▶ **Exercise brief**
Wherever the word "Station" appears in a line, copy that line.

▶ **Excerpted data**

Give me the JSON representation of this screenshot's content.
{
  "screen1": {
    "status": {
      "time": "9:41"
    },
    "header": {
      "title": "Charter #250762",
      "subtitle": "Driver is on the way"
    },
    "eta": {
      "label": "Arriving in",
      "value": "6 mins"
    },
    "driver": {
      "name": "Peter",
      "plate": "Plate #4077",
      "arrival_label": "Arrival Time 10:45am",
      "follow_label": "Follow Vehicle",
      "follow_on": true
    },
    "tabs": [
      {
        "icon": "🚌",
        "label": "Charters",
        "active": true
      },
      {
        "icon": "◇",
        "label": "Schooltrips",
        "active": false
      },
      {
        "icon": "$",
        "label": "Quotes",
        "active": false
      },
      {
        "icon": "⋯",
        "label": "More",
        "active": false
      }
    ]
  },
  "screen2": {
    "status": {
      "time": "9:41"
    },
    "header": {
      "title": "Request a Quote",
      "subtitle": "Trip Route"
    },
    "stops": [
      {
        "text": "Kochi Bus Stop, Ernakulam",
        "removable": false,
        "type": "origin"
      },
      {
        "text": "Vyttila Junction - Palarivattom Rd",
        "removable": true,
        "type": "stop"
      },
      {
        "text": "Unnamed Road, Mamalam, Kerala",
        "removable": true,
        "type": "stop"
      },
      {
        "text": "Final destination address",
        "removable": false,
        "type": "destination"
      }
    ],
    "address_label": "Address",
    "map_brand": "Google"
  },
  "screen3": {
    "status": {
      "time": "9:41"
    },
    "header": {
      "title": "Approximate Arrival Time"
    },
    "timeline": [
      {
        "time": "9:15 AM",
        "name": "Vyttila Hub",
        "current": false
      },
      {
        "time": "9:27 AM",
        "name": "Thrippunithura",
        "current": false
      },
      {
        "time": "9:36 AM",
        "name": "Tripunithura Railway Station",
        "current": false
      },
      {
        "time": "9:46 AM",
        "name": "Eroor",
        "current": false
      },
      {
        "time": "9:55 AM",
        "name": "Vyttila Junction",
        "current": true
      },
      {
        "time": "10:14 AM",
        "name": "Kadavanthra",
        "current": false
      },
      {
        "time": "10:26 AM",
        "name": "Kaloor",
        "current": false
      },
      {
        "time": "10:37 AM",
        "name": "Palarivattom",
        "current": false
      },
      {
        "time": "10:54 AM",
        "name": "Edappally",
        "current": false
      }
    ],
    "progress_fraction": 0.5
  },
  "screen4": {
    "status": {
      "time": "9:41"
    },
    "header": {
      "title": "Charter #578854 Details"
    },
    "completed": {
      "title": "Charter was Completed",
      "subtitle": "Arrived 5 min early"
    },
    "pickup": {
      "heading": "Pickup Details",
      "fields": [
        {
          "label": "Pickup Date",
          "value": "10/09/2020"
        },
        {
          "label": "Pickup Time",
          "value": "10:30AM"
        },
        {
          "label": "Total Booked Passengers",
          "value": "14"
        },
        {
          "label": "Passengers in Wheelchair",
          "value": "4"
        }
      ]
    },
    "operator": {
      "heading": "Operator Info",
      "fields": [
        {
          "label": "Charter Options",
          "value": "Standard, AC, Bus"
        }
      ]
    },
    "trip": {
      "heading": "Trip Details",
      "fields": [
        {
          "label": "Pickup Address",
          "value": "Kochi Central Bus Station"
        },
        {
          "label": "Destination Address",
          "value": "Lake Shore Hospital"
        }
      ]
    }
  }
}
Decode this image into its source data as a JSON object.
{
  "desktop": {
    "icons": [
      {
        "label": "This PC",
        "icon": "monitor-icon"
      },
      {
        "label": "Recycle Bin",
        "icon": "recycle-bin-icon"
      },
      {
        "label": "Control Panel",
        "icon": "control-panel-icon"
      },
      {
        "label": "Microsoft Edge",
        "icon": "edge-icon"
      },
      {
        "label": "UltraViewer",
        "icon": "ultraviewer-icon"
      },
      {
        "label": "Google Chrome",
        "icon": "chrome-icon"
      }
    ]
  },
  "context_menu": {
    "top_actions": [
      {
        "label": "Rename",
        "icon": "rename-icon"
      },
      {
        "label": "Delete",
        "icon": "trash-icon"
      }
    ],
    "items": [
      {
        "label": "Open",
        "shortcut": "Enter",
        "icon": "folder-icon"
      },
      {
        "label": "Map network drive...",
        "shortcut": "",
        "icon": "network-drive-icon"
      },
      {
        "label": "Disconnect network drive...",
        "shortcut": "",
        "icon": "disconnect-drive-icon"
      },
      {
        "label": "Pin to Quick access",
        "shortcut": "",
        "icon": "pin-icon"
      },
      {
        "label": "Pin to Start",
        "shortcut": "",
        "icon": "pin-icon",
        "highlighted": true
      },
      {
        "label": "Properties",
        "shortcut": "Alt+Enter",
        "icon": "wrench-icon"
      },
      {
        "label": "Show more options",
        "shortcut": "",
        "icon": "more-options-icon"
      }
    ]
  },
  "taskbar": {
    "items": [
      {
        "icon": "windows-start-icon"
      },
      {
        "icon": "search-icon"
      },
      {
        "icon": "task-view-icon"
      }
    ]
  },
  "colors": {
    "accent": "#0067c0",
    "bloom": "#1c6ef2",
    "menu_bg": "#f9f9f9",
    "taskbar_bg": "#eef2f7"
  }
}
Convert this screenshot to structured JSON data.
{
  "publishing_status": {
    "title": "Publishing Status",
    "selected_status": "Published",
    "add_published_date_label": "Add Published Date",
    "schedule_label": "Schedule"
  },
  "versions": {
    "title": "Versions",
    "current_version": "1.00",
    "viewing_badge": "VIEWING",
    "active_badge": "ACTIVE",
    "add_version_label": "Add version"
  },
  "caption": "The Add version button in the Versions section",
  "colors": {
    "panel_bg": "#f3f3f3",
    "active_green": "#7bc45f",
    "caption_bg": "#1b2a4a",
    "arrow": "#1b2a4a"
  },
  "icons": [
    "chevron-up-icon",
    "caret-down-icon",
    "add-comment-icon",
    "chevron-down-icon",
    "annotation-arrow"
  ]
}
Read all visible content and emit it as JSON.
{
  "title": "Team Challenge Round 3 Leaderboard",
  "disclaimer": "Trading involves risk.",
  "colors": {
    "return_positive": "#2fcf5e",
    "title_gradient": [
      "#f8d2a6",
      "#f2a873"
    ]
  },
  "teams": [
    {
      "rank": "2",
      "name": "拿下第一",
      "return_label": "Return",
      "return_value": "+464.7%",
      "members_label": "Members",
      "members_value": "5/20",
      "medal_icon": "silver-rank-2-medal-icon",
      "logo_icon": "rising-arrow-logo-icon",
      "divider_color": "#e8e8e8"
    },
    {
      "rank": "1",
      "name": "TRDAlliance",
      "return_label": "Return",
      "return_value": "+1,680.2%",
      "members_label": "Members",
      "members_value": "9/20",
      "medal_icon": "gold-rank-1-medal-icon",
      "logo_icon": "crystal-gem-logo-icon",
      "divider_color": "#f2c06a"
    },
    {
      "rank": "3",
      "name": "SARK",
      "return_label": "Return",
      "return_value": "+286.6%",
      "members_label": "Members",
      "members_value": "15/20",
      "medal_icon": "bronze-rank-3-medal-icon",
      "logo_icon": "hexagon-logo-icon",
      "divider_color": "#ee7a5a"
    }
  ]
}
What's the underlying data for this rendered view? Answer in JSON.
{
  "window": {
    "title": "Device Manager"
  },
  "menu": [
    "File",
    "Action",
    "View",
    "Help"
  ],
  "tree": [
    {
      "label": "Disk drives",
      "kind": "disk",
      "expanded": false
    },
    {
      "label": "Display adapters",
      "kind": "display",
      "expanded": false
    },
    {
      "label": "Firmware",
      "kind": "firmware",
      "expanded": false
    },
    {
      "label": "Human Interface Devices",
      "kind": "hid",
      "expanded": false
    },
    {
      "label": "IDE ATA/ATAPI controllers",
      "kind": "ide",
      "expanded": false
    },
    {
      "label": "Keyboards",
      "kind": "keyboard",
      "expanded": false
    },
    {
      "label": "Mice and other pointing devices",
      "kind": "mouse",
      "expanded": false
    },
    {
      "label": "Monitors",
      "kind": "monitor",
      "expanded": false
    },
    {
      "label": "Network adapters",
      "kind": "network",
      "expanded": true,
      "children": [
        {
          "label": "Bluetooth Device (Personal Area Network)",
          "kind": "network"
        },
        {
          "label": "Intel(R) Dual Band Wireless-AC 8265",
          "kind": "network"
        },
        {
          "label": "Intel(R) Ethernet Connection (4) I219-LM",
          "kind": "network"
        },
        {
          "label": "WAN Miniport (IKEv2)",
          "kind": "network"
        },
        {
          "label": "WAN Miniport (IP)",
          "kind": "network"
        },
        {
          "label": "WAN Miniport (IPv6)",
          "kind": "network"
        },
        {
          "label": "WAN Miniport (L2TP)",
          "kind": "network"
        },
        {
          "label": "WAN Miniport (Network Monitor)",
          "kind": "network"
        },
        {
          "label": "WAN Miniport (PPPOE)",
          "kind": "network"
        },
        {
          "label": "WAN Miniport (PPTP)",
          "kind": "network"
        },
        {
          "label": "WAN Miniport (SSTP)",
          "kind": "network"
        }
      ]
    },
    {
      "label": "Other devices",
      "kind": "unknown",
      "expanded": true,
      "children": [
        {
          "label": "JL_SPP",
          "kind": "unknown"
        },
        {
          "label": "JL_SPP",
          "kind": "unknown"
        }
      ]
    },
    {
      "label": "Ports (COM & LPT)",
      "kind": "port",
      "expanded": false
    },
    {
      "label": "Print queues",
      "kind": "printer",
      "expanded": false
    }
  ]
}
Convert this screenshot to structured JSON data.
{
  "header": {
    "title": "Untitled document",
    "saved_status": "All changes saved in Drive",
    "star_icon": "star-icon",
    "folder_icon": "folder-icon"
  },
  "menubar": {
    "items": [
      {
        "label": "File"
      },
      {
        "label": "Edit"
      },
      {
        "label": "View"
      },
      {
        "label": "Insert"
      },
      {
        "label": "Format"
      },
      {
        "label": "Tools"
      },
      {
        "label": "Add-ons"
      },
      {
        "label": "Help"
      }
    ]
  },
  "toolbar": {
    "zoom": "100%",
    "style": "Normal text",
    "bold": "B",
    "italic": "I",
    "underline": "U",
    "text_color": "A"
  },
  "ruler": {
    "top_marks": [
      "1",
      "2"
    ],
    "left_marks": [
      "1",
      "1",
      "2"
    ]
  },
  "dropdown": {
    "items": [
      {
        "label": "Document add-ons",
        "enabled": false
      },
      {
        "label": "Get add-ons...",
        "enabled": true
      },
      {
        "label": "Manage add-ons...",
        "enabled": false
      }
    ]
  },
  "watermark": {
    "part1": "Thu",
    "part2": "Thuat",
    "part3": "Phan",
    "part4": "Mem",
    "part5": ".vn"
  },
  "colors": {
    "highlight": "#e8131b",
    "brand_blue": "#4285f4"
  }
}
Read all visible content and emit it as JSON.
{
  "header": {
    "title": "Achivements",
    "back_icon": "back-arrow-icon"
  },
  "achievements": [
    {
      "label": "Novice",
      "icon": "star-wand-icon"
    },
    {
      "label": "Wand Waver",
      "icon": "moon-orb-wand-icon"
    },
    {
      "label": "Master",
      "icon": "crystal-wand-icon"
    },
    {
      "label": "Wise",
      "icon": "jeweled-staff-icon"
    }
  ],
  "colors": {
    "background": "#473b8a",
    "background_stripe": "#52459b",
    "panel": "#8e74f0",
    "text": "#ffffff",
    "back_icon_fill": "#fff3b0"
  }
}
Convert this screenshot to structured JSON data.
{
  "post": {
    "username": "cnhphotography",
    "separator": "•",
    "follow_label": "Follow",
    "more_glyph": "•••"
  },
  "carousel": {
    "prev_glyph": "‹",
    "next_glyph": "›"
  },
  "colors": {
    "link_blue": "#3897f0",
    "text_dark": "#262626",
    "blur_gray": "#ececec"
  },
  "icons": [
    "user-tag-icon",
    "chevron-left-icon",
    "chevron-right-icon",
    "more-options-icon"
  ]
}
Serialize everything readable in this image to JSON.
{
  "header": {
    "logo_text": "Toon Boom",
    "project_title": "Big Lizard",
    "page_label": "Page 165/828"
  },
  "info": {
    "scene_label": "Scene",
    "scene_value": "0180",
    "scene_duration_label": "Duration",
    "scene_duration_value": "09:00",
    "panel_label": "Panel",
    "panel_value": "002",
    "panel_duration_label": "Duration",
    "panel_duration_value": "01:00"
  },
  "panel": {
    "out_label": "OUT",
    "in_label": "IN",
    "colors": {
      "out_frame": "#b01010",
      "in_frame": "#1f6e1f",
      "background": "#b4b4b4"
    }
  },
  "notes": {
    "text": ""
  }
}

▶ **Exercise result**
        "name": "Tripunithura Railway Station",
          "value": "Kochi Central Bus Station"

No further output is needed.